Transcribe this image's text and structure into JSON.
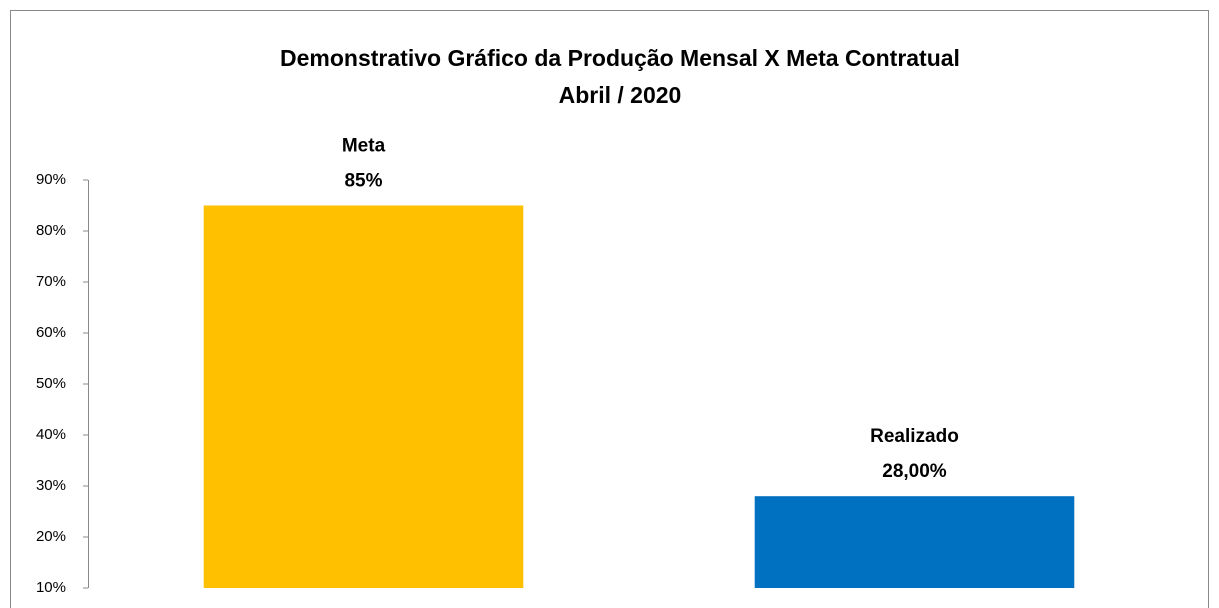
{
  "chart_data": {
    "type": "bar",
    "title": "Demonstrativo Gráfico da Produção Mensal X Meta Contratual",
    "subtitle": "Abril / 2020",
    "categories": [
      "Meta",
      "Realizado"
    ],
    "values": [
      85,
      28
    ],
    "value_labels": [
      "85%",
      "28,00%"
    ],
    "colors": [
      "#ffc000",
      "#0070c0"
    ],
    "ylim": [
      10,
      90
    ],
    "yticks": [
      {
        "value": 10,
        "label": "10%"
      },
      {
        "value": 20,
        "label": "20%"
      },
      {
        "value": 30,
        "label": "30%"
      },
      {
        "value": 40,
        "label": "40%"
      },
      {
        "value": 50,
        "label": "50%"
      },
      {
        "value": 60,
        "label": "60%"
      },
      {
        "value": 70,
        "label": "70%"
      },
      {
        "value": 80,
        "label": "80%"
      },
      {
        "value": 90,
        "label": "90%"
      }
    ],
    "grid": false
  }
}
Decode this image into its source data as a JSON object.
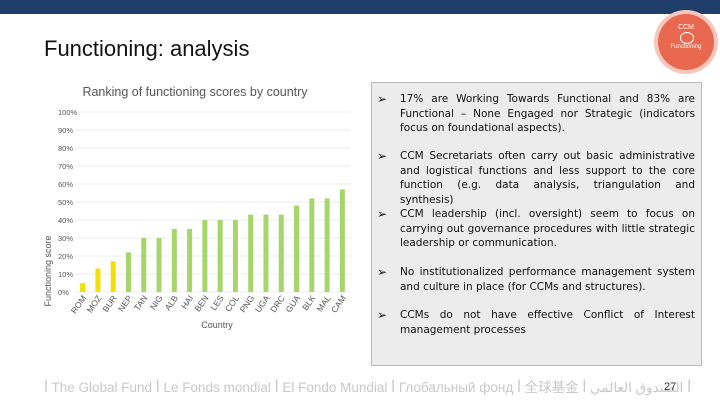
{
  "slide": {
    "title": "Functioning: analysis",
    "page_number": "27",
    "footer_text": "ꟾ The Global Fund ꟾ Le Fonds mondial ꟾ El Fondo Mundial ꟾ Глобальный фонд ꟾ 全球基金 ꟾ الصندوق العالمي ꟾ",
    "logo": {
      "line1": "CCM",
      "line2": "Functioning"
    }
  },
  "chart_data": {
    "type": "bar",
    "title": "Ranking of functioning scores by country",
    "xlabel": "Country",
    "ylabel": "Functioning score",
    "ylim": [
      0,
      100
    ],
    "yticks": [
      "0%",
      "10%",
      "20%",
      "30%",
      "40%",
      "50%",
      "60%",
      "70%",
      "80%",
      "90%",
      "100%"
    ],
    "categories": [
      "ROM",
      "MOZ",
      "BUR",
      "NEP",
      "TAN",
      "NIG",
      "ALB",
      "HAI",
      "BEN",
      "LES",
      "COL",
      "PNG",
      "UGA",
      "DRC",
      "GUA",
      "BLK",
      "MAL",
      "CAM"
    ],
    "values": [
      5,
      13,
      17,
      22,
      30,
      30,
      35,
      35,
      40,
      40,
      40,
      43,
      43,
      43,
      48,
      52,
      52,
      57
    ],
    "colors": [
      "#f2e000",
      "#f2e000",
      "#f2e000",
      "#a6d66a",
      "#a6d66a",
      "#a6d66a",
      "#a6d66a",
      "#a6d66a",
      "#a6d66a",
      "#a6d66a",
      "#a6d66a",
      "#a6d66a",
      "#a6d66a",
      "#a6d66a",
      "#a6d66a",
      "#a6d66a",
      "#a6d66a",
      "#a6d66a"
    ],
    "grid": true,
    "legend": "none"
  },
  "panel": {
    "bullets": [
      {
        "text": "17% are Working Towards Functional and 83% are Functional – None Engaged nor Strategic (indicators focus on foundational aspects)."
      },
      {
        "text": "CCM Secretariats often carry out basic administrative and logistical functions and less support to the core function (e.g. data analysis, triangulation and synthesis)"
      },
      {
        "text": "CCM leadership (incl. oversight) seem to focus on carrying out governance procedures with little strategic leadership or communication."
      },
      {
        "text": "No institutionalized performance management system and culture in place (for CCMs and structures)."
      },
      {
        "text": "CCMs do not have effective Conflict of Interest management processes"
      }
    ]
  },
  "colors": {
    "topbar": "#1f3f6a",
    "logo": "#e8694f",
    "bar_yellow": "#f2e000",
    "bar_green": "#a6d66a",
    "grid": "#d9d9d9"
  }
}
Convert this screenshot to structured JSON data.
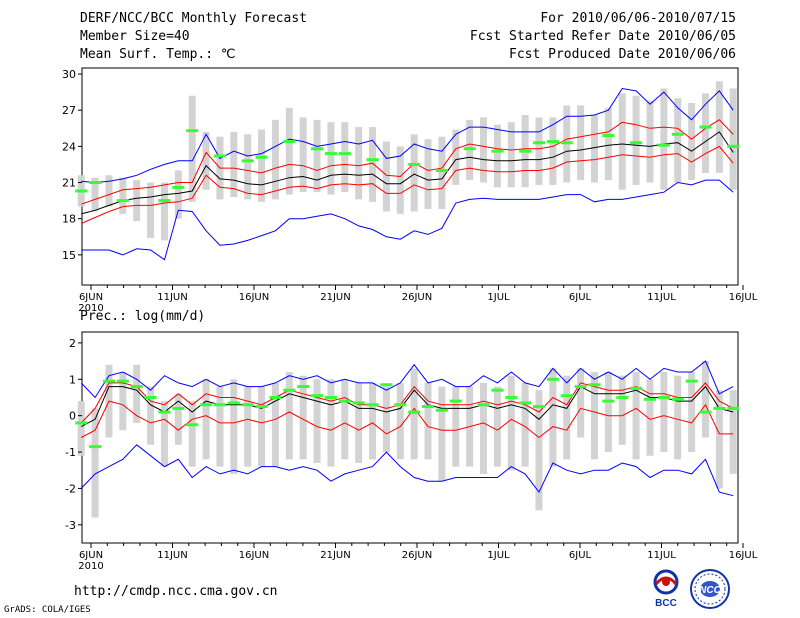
{
  "header": {
    "title": "DERF/NCC/BCC Monthly Forecast",
    "member_size": "Member Size=40",
    "variable": "Mean Surf. Temp.: ℃",
    "period": "For 2010/06/06-2010/07/15",
    "start_date": "Fcst Started Refer Date 2010/06/05",
    "produced_date": "Fcst Produced Date 2010/06/06"
  },
  "footer": {
    "url": "http://cmdp.ncc.cma.gov.cn",
    "grads": "GrADS: COLA/IGES"
  },
  "logos": {
    "bcc": "BCC",
    "ncc": "NCC"
  },
  "colors": {
    "max_min": "#0000ff",
    "spread": "#ff0000",
    "mean": "#000000",
    "obs": "#33ff33",
    "box": "#d3d3d3"
  },
  "chart_data": [
    {
      "type": "line",
      "title": "Mean Surf. Temp.: ℃",
      "x_tick_labels": [
        "6JUN",
        "11JUN",
        "16JUN",
        "21JUN",
        "26JUN",
        "1JUL",
        "6JUL",
        "11JUL",
        "16JUL"
      ],
      "x_tick_days": [
        0,
        5,
        10,
        15,
        20,
        25,
        30,
        35,
        40
      ],
      "year_label": "2010",
      "ylim": [
        12.5,
        30.5
      ],
      "y_ticks": [
        15,
        18,
        21,
        24,
        27,
        30
      ],
      "series": [
        {
          "name": "max",
          "color": "#0000ff",
          "values": [
            21.1,
            21.0,
            21.1,
            21.3,
            21.6,
            22.1,
            22.5,
            22.8,
            22.8,
            25.0,
            23.0,
            23.6,
            23.2,
            23.4,
            24.0,
            24.6,
            24.4,
            24.0,
            24.2,
            24.4,
            24.2,
            24.5,
            23.0,
            23.2,
            24.2,
            23.8,
            23.6,
            25.0,
            25.6,
            25.6,
            25.4,
            25.2,
            25.2,
            25.2,
            25.8,
            26.5,
            26.5,
            26.6,
            27.0,
            28.8,
            28.6,
            27.5,
            28.5,
            27.2,
            26.2,
            27.5,
            28.6,
            27.0
          ]
        },
        {
          "name": "spread_upper",
          "color": "#ff0000",
          "values": [
            19.2,
            19.6,
            20.0,
            20.4,
            20.5,
            20.6,
            20.8,
            21.0,
            21.0,
            23.5,
            22.2,
            22.2,
            22.0,
            21.8,
            22.2,
            22.5,
            22.4,
            22.0,
            22.4,
            22.5,
            22.4,
            22.6,
            21.6,
            21.5,
            22.6,
            22.0,
            22.2,
            23.8,
            24.2,
            24.0,
            23.8,
            23.7,
            23.8,
            23.8,
            24.0,
            24.6,
            24.8,
            25.0,
            25.2,
            26.0,
            25.8,
            25.5,
            25.6,
            25.5,
            24.6,
            25.5,
            26.2,
            25.0
          ]
        },
        {
          "name": "mean",
          "color": "#000000",
          "values": [
            18.4,
            18.7,
            19.1,
            19.5,
            19.7,
            19.8,
            20.0,
            20.1,
            20.3,
            22.4,
            21.3,
            21.2,
            20.9,
            20.8,
            21.1,
            21.4,
            21.5,
            21.2,
            21.6,
            21.7,
            21.6,
            21.7,
            20.9,
            20.9,
            21.7,
            21.2,
            21.3,
            22.9,
            23.1,
            22.9,
            22.8,
            22.8,
            22.9,
            22.9,
            23.1,
            23.6,
            23.7,
            23.9,
            24.1,
            24.2,
            24.1,
            24.0,
            24.2,
            24.3,
            23.6,
            24.4,
            25.2,
            23.5
          ]
        },
        {
          "name": "spread_lower",
          "color": "#ff0000",
          "values": [
            17.6,
            18.1,
            18.6,
            19.0,
            19.1,
            19.1,
            19.3,
            19.4,
            19.7,
            21.6,
            20.6,
            20.5,
            20.1,
            20.0,
            20.3,
            20.6,
            20.7,
            20.5,
            20.8,
            20.9,
            20.8,
            20.9,
            20.1,
            20.1,
            20.8,
            20.4,
            20.5,
            22.0,
            22.2,
            22.0,
            21.9,
            21.9,
            22.0,
            22.0,
            22.2,
            22.7,
            22.8,
            22.9,
            23.1,
            23.3,
            23.2,
            23.1,
            23.3,
            23.4,
            22.7,
            23.4,
            24.0,
            22.6
          ]
        },
        {
          "name": "min",
          "color": "#0000ff",
          "values": [
            15.4,
            15.4,
            15.4,
            15.0,
            15.5,
            15.4,
            14.6,
            18.7,
            18.6,
            17.0,
            15.8,
            15.9,
            16.2,
            16.6,
            17.0,
            18.0,
            18.0,
            18.2,
            18.4,
            18.0,
            17.4,
            17.1,
            16.5,
            16.3,
            17.0,
            16.7,
            17.2,
            19.3,
            19.6,
            19.7,
            19.6,
            19.6,
            19.6,
            19.6,
            19.8,
            20.0,
            20.0,
            19.4,
            19.6,
            19.6,
            19.8,
            20.0,
            20.2,
            21.0,
            20.8,
            21.2,
            21.2,
            20.2
          ]
        }
      ],
      "obs": [
        20.3,
        21.0,
        null,
        19.5,
        null,
        null,
        19.5,
        20.6,
        25.3,
        null,
        23.2,
        null,
        22.8,
        23.1,
        null,
        24.4,
        null,
        23.8,
        23.4,
        23.4,
        null,
        22.9,
        null,
        null,
        22.5,
        null,
        22.0,
        null,
        23.8,
        null,
        23.6,
        null,
        23.6,
        24.3,
        24.4,
        24.3,
        null,
        null,
        24.9,
        null,
        24.3,
        null,
        24.1,
        25.0,
        null,
        25.6,
        null,
        24.0
      ],
      "boxes": [
        [
          19.0,
          21.6
        ],
        [
          18.6,
          21.4
        ],
        [
          19.0,
          21.6
        ],
        [
          18.4,
          21.4
        ],
        [
          17.8,
          21.2
        ],
        [
          16.4,
          21.0
        ],
        [
          16.2,
          21.0
        ],
        [
          18.0,
          22.0
        ],
        [
          19.4,
          28.2
        ],
        [
          20.4,
          25.2
        ],
        [
          19.6,
          24.8
        ],
        [
          19.8,
          25.2
        ],
        [
          19.6,
          25.0
        ],
        [
          19.4,
          25.4
        ],
        [
          19.6,
          26.2
        ],
        [
          20.0,
          27.2
        ],
        [
          20.2,
          26.4
        ],
        [
          20.2,
          26.2
        ],
        [
          20.0,
          26.0
        ],
        [
          20.2,
          26.0
        ],
        [
          19.6,
          25.6
        ],
        [
          19.4,
          25.6
        ],
        [
          18.6,
          24.4
        ],
        [
          18.4,
          24.0
        ],
        [
          18.6,
          25.0
        ],
        [
          18.8,
          24.6
        ],
        [
          18.8,
          24.8
        ],
        [
          20.8,
          25.4
        ],
        [
          21.2,
          26.2
        ],
        [
          21.0,
          26.4
        ],
        [
          20.6,
          25.8
        ],
        [
          20.6,
          26.0
        ],
        [
          20.6,
          26.6
        ],
        [
          20.8,
          26.4
        ],
        [
          20.8,
          26.4
        ],
        [
          21.0,
          27.4
        ],
        [
          21.2,
          27.4
        ],
        [
          21.0,
          26.6
        ],
        [
          21.2,
          27.2
        ],
        [
          20.4,
          28.4
        ],
        [
          20.8,
          28.2
        ],
        [
          21.0,
          27.8
        ],
        [
          20.4,
          28.8
        ],
        [
          21.0,
          28.0
        ],
        [
          21.2,
          27.6
        ],
        [
          21.8,
          28.4
        ],
        [
          21.8,
          29.4
        ],
        [
          20.4,
          28.8
        ]
      ]
    },
    {
      "type": "line",
      "title": "Prec.: log(mm/d)",
      "x_tick_labels": [
        "6JUN",
        "11JUN",
        "16JUN",
        "21JUN",
        "26JUN",
        "1JUL",
        "6JUL",
        "11JUL",
        "16JUL"
      ],
      "x_tick_days": [
        0,
        5,
        10,
        15,
        20,
        25,
        30,
        35,
        40
      ],
      "year_label": "2010",
      "ylim": [
        -3.5,
        2.3
      ],
      "y_ticks": [
        -3,
        -2,
        -1,
        0,
        1,
        2
      ],
      "series": [
        {
          "name": "max",
          "color": "#0000ff",
          "values": [
            0.9,
            0.5,
            1.1,
            1.2,
            1.0,
            0.7,
            1.1,
            0.9,
            0.8,
            1.0,
            0.8,
            0.9,
            0.8,
            0.8,
            0.9,
            1.1,
            1.0,
            1.1,
            0.9,
            1.0,
            0.9,
            0.9,
            0.7,
            0.9,
            1.4,
            0.9,
            1.0,
            0.8,
            0.8,
            1.1,
            0.9,
            1.2,
            0.9,
            0.8,
            1.3,
            0.9,
            1.3,
            1.0,
            1.2,
            1.0,
            1.3,
            1.0,
            1.3,
            1.2,
            1.2,
            1.5,
            0.6,
            0.8
          ]
        },
        {
          "name": "spread_upper",
          "color": "#ff0000",
          "values": [
            -0.2,
            0.2,
            0.9,
            0.9,
            0.8,
            0.4,
            0.3,
            0.6,
            0.3,
            0.6,
            0.5,
            0.5,
            0.4,
            0.3,
            0.5,
            0.7,
            0.6,
            0.5,
            0.4,
            0.5,
            0.3,
            0.3,
            0.2,
            0.3,
            0.8,
            0.4,
            0.3,
            0.3,
            0.3,
            0.4,
            0.3,
            0.4,
            0.3,
            0.1,
            0.5,
            0.3,
            0.9,
            0.8,
            0.7,
            0.7,
            0.8,
            0.6,
            0.6,
            0.5,
            0.5,
            0.9,
            0.4,
            0.2
          ]
        },
        {
          "name": "mean",
          "color": "#000000",
          "values": [
            -0.3,
            -0.1,
            0.8,
            0.8,
            0.7,
            0.3,
            0.1,
            0.4,
            0.1,
            0.4,
            0.3,
            0.3,
            0.3,
            0.2,
            0.4,
            0.6,
            0.5,
            0.4,
            0.3,
            0.4,
            0.2,
            0.2,
            0.1,
            0.2,
            0.7,
            0.3,
            0.2,
            0.2,
            0.2,
            0.3,
            0.2,
            0.3,
            0.2,
            -0.1,
            0.3,
            0.2,
            0.8,
            0.6,
            0.6,
            0.6,
            0.7,
            0.5,
            0.5,
            0.4,
            0.4,
            0.8,
            0.2,
            0.1
          ]
        },
        {
          "name": "spread_lower",
          "color": "#ff0000",
          "values": [
            -0.6,
            -0.4,
            0.4,
            0.3,
            0.0,
            -0.2,
            -0.1,
            -0.4,
            -0.1,
            0.0,
            -0.2,
            -0.2,
            -0.1,
            -0.2,
            -0.1,
            0.1,
            -0.1,
            -0.3,
            -0.4,
            -0.2,
            -0.4,
            -0.2,
            -0.5,
            -0.3,
            0.2,
            -0.3,
            -0.4,
            -0.4,
            -0.3,
            -0.2,
            -0.4,
            -0.1,
            -0.3,
            -0.6,
            -0.3,
            -0.4,
            0.2,
            0.1,
            0.0,
            0.0,
            0.2,
            -0.1,
            0.0,
            -0.1,
            -0.2,
            0.3,
            -0.5,
            -0.5
          ]
        },
        {
          "name": "min",
          "color": "#0000ff",
          "values": [
            -2.0,
            -1.6,
            -1.4,
            -1.2,
            -0.8,
            -1.1,
            -1.4,
            -1.2,
            -1.7,
            -1.4,
            -1.6,
            -1.5,
            -1.6,
            -1.4,
            -1.4,
            -1.5,
            -1.4,
            -1.5,
            -1.8,
            -1.6,
            -1.5,
            -1.4,
            -1.0,
            -1.4,
            -1.7,
            -1.8,
            -1.8,
            -1.7,
            -1.7,
            -1.7,
            -1.7,
            -1.4,
            -1.6,
            -2.1,
            -1.3,
            -1.5,
            -1.6,
            -1.5,
            -1.5,
            -1.3,
            -1.4,
            -1.7,
            -1.5,
            -1.5,
            -1.6,
            -1.2,
            -2.1,
            -2.2
          ]
        },
        {
          "name": "obs",
          "color": "#33ff33",
          "values": []
        }
      ],
      "obs": [
        -0.2,
        -0.85,
        0.95,
        0.95,
        0.8,
        0.5,
        0.1,
        0.2,
        -0.25,
        0.3,
        0.3,
        0.35,
        0.3,
        0.25,
        0.5,
        0.7,
        0.8,
        0.55,
        0.5,
        0.4,
        0.35,
        0.3,
        0.85,
        0.3,
        0.1,
        0.25,
        0.15,
        0.4,
        null,
        0.3,
        0.7,
        0.5,
        0.35,
        0.25,
        1.0,
        0.55,
        0.8,
        0.85,
        0.4,
        0.5,
        0.75,
        0.45,
        0.5,
        0.45,
        0.95,
        0.1,
        0.2,
        0.2
      ],
      "boxes": [
        [
          -1.1,
          0.4
        ],
        [
          -2.8,
          0.2
        ],
        [
          -0.6,
          1.4
        ],
        [
          -0.4,
          1.2
        ],
        [
          -0.2,
          1.4
        ],
        [
          -0.8,
          0.8
        ],
        [
          -1.4,
          0.4
        ],
        [
          -0.8,
          0.6
        ],
        [
          -1.4,
          0.4
        ],
        [
          -1.2,
          1.0
        ],
        [
          -1.4,
          0.8
        ],
        [
          -1.6,
          1.0
        ],
        [
          -1.4,
          0.8
        ],
        [
          -1.4,
          0.8
        ],
        [
          -1.4,
          0.9
        ],
        [
          -1.2,
          1.2
        ],
        [
          -1.2,
          1.1
        ],
        [
          -1.3,
          1.0
        ],
        [
          -1.4,
          1.0
        ],
        [
          -1.2,
          1.0
        ],
        [
          -1.3,
          0.9
        ],
        [
          -1.2,
          0.9
        ],
        [
          -1.0,
          0.8
        ],
        [
          -1.2,
          0.9
        ],
        [
          -1.2,
          1.3
        ],
        [
          -1.2,
          0.9
        ],
        [
          -1.8,
          0.8
        ],
        [
          -1.4,
          0.8
        ],
        [
          -1.4,
          0.8
        ],
        [
          -1.6,
          0.9
        ],
        [
          -1.4,
          0.8
        ],
        [
          -1.5,
          1.1
        ],
        [
          -1.4,
          0.9
        ],
        [
          -2.6,
          0.7
        ],
        [
          -1.4,
          1.3
        ],
        [
          -1.2,
          1.1
        ],
        [
          -0.6,
          1.3
        ],
        [
          -1.2,
          1.2
        ],
        [
          -1.0,
          1.2
        ],
        [
          -0.8,
          1.1
        ],
        [
          -1.2,
          1.2
        ],
        [
          -1.1,
          1.0
        ],
        [
          -1.0,
          1.2
        ],
        [
          -1.2,
          1.1
        ],
        [
          -1.0,
          1.2
        ],
        [
          -0.6,
          1.5
        ],
        [
          -2.0,
          0.7
        ],
        [
          -1.6,
          0.7
        ]
      ]
    }
  ]
}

----------------------------------------

YOUR GOAL
Return each line that includes "management".

REPLY TO THE TASK
        "text": "No institutionalized performance management system and culture in place (for CCMs and structures)."
        "text": "CCMs do not have effective Conflict of Interest management processes"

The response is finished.